▶ Provided data:
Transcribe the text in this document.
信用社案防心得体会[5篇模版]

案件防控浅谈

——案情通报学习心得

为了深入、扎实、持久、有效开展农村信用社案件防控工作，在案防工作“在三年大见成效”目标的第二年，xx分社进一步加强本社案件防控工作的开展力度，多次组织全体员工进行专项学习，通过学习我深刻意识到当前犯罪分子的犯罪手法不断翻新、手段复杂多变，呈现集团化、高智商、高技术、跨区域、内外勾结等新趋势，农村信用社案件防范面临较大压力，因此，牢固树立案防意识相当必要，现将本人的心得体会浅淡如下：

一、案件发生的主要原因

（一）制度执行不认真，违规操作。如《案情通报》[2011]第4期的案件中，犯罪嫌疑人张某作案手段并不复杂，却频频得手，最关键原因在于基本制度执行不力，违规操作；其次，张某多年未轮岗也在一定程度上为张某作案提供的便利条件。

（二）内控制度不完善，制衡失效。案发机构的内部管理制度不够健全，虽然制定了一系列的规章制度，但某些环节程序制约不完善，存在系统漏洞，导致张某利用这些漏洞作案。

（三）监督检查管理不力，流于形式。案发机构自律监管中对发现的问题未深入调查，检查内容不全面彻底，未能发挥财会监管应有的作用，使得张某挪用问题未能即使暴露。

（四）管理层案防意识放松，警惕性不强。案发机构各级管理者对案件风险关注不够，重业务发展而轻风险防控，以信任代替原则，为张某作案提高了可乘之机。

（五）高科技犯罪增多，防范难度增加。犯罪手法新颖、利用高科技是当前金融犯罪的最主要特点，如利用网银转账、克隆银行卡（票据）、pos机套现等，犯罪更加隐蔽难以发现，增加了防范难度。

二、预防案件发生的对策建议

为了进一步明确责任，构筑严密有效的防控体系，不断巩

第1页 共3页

▶ Instructions for the task:
Would you give the material above again, complete and exact?

▶ Task output:
Transcribe the text in this document.
信用社案防心得体会[5篇模版]

案件防控浅谈

——案情通报学习心得

为了深入、扎实、持久、有效开展农村信用社案件防控工作，在案防工作“在三年大见成效”目标的第二年，xx分社进一步加强本社案件防控工作的开展力度，多次组织全体员工进行专项学习，通过学习我深刻意识到当前犯罪分子的犯罪手法不断翻新、手段复杂多变，呈现集团化、高智商、高技术、跨区域、内外勾结等新趋势，农村信用社案件防范面临较大压力，因此，牢固树立案防意识相当必要，现将本人的心得体会浅淡如下：

一、案件发生的主要原因

（一）制度执行不认真，违规操作。如《案情通报》[2011]第4期的案件中，犯罪嫌疑人张某作案手段并不复杂，却频频得手，最关键原因在于基本制度执行不力，违规操作；其次，张某多年未轮岗也在一定程度上为张某作案提供的便利条件。

（二）内控制度不完善，制衡失效。案发机构的内部管理制度不够健全，虽然制定了一系列的规章制度，但某些环节程序制约不完善，存在系统漏洞，导致张某利用这些漏洞作案。

（三）监督检查管理不力，流于形式。案发机构自律监管中对发现的问题未深入调查，检查内容不全面彻底，未能发挥财会监管应有的作用，使得张某挪用问题未能即使暴露。

（四）管理层案防意识放松，警惕性不强。案发机构各级管理者对案件风险关注不够，重业务发展而轻风险防控，以信任代替原则，为张某作案提高了可乘之机。

（五）高科技犯罪增多，防范难度增加。犯罪手法新颖、利用高科技是当前金融犯罪的最主要特点，如利用网银转账、克隆银行卡（票据）、pos机套现等，犯罪更加隐蔽难以发现，增加了防范难度。

二、预防案件发生的对策建议

为了进一步明确责任，构筑严密有效的防控体系，不断巩

第1页 共3页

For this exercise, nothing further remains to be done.